AVAILABLE DATA:

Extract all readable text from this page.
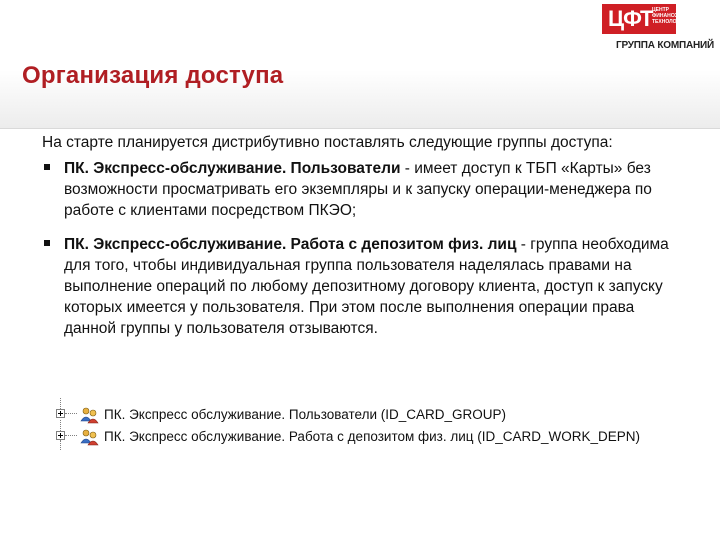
Организация доступа
ЦФТ ЦЕНТР ФИНАНСОВЫХ ТЕХНОЛОГИЙ
ГРУППА КОМПАНИЙ

На старте планируется дистрибутивно поставлять следующие группы доступа:

ПК. Экспресс-обслуживание. Пользователи - имеет доступ к ТБП «Карты» без возможности просматривать его экземпляры и к запуску операции-менеджера по работе с клиентами посредством ПКЭО;
ПК. Экспресс-обслуживание. Работа с депозитом физ. лиц - группа необходима для того, чтобы индивидуальная группа пользователя наделялась правами на выполнение операций по любому депозитному договору клиента, доступ к запуску которых имеется у пользователя. При этом после выполнения операции права данной группы у пользователя отзываются.
ПК. Экспресс обслуживание. Пользователи (ID_CARD_GROUP)
ПК. Экспресс обслуживание. Работа с депозитом физ. лиц (ID_CARD_WORK_DEPN)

WHAT THE TASK REQUIRES: Count each line of the entries that holds the word "группы", then state the total and nothing more.

CORRECT RESULT: 2